## 抜粋本文
= = = = =
キス我慢選手権

テレビのバラエティー番組でこんなのがあったと思うがまだあるのだろうか

だがここで言う我慢は「したくないキスをどれだけ我慢できるか」というもの

昔、良く行くバーがあった
そしてそのバーにはシングル・マザーで50代前半の女性(仮名Mさん)がほぼ毎晩、独りで呑みにきていた

Mさんは芸能関係者で目鼻立ちもはっきりしており、比較的派手だ

最初に言っておくがMさんはイイ人だ。だがとにかく肉食だ。とてつもなく・・

そして良くバーで若い男と隣り合わせになっては仲良くなり、その男を自分の家に持ち帰る

Mさんの特徴は、普通の話をしていても衝動的にムラムラするようで
何の予兆も無くいきなりディープ・キスを仕掛けることだ

不覚にも私も一度やられた事がある
恐らく10秒位だったと思うが10分位に感じた。
そして男は不意にキスされる経験など
ないので滑稽な程、無防備になる
頭が真っ白になりMさんのなすがままとなる
そしてそれは傍から見れば相当に間抜けな絵面になる
私は正気を取り戻し、怒った「ちょっと、何するんですか!」
= = = = =
(元データ)

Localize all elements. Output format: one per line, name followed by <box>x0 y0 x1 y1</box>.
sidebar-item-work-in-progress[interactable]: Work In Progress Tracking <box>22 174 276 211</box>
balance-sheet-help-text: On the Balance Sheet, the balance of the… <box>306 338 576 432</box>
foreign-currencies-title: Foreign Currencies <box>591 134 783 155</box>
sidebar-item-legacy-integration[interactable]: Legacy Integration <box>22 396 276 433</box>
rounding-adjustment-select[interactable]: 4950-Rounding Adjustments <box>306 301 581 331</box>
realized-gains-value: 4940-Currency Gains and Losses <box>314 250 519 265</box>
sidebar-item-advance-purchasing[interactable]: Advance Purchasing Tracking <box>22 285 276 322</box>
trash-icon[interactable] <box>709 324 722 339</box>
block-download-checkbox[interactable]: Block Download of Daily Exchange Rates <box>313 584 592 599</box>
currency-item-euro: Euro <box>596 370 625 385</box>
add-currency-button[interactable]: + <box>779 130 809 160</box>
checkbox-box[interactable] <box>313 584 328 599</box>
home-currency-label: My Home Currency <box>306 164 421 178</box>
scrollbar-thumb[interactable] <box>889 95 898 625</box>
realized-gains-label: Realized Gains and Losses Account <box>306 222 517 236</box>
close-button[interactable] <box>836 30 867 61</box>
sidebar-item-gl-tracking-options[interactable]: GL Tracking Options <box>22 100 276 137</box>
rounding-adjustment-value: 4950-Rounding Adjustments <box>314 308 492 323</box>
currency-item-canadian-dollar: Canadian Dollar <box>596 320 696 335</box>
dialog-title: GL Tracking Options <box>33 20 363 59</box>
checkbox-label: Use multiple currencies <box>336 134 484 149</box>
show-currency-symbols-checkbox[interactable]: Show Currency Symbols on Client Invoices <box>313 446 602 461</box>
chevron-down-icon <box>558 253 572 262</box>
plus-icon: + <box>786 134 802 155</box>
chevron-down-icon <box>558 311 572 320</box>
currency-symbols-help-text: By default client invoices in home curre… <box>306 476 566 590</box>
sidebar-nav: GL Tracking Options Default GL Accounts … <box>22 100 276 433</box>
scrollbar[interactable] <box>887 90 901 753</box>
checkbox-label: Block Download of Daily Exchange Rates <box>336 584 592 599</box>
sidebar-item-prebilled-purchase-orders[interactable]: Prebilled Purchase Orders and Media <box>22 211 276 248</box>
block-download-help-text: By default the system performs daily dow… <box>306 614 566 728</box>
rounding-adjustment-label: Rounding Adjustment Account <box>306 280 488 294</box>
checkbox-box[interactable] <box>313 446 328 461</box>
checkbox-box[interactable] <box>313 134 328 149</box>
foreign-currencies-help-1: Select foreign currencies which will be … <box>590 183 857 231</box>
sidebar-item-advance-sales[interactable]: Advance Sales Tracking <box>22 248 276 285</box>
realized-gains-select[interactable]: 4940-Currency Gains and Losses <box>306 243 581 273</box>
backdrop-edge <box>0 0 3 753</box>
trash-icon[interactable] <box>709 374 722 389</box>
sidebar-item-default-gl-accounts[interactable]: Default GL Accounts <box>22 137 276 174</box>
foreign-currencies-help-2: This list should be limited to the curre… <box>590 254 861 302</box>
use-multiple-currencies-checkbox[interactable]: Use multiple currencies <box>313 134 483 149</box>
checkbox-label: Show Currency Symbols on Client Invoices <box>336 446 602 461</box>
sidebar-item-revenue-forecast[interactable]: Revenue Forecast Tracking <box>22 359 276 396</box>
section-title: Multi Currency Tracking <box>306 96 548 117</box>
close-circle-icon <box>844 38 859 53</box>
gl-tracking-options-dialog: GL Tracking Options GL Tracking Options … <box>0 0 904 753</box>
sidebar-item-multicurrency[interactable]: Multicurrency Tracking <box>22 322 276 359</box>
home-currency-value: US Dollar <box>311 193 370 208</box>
= = = = =
## 学習課題
A. バーでの「キス我慢選手権」を扱った本文のうち、「最初に言っておくがMさんはイイ人だ。だがとにかく肉食だ。とてつもなく・・」から「恐らく10秒位だったと思うが10分位に感じた。」までを、その部分も含めて一字一句たがえずに書き写しなさい。
B. バーでの「キス我慢選手権」を扱った本文の最後の文に続けて、その先を書き進めなさい。

## 課題の解答
A.
最初に言っておくがMさんはイイ人だ。だがとにかく肉食だ。とてつもなく・・

そして良くバーで若い男と隣り合わせになっては仲良くなり、その男を自分の家に持ち帰る

Mさんの特徴は、普通の話をしていても衝動的にムラムラするようで
何の予兆も無くいきなりディープ・キスを仕掛けることだ

不覚にも私も一度やられた事がある
恐らく10秒位だったと思うが10分位に感じた。

B.
それ以降、隣り合わせになった際にはいつでもその衝動的なキスをかわせるように身構えている
それはいわば個人経営の社長とアフターで一緒に来ているクラブ・ホステスの体だ
社長(ここではMさん)が酔っ払ってムラムラして酒臭い息を私に吹きかけ、チューしてくるのを私はホステスのようにうまくかわさないといけない

そして事件はある春の夜に起きた
Mさんの隣にイケメンの俳優志望の若者が隣り合わせた
イケメンはなかなか尖がってる
そして二人で映画演劇論について熱く語っていた

案の定、Mさんが真面目な話の途中なのに有無を言わさず若者を引き寄せて舌をねじ込ませた
頭を両手で押さえている

これはアフリカでライオンがシマウマに食らいつく光景そのものだ

青年にとっては恐らく今までインプットされたことのない行動原理だったのでしょう・・・しばらく何が起きているのかわからなかったのだと思う

キスが3分位続いた
その頃には店中の誰もが固唾をのんで次の展開を見守っていた

そんな空気が流れ始めた頃に・・

やっと唇が離れた・・・
男「ぷは~・・・・おい、いい加減にしろよ!」
男は怒ってそのまま店を出てしまった

店に居合わせた、みんなの心の突っ込みが同期した

ある男性客が呟いた「キスは合意の下じゃないとね」

全くおっしゃる通りだ(笑)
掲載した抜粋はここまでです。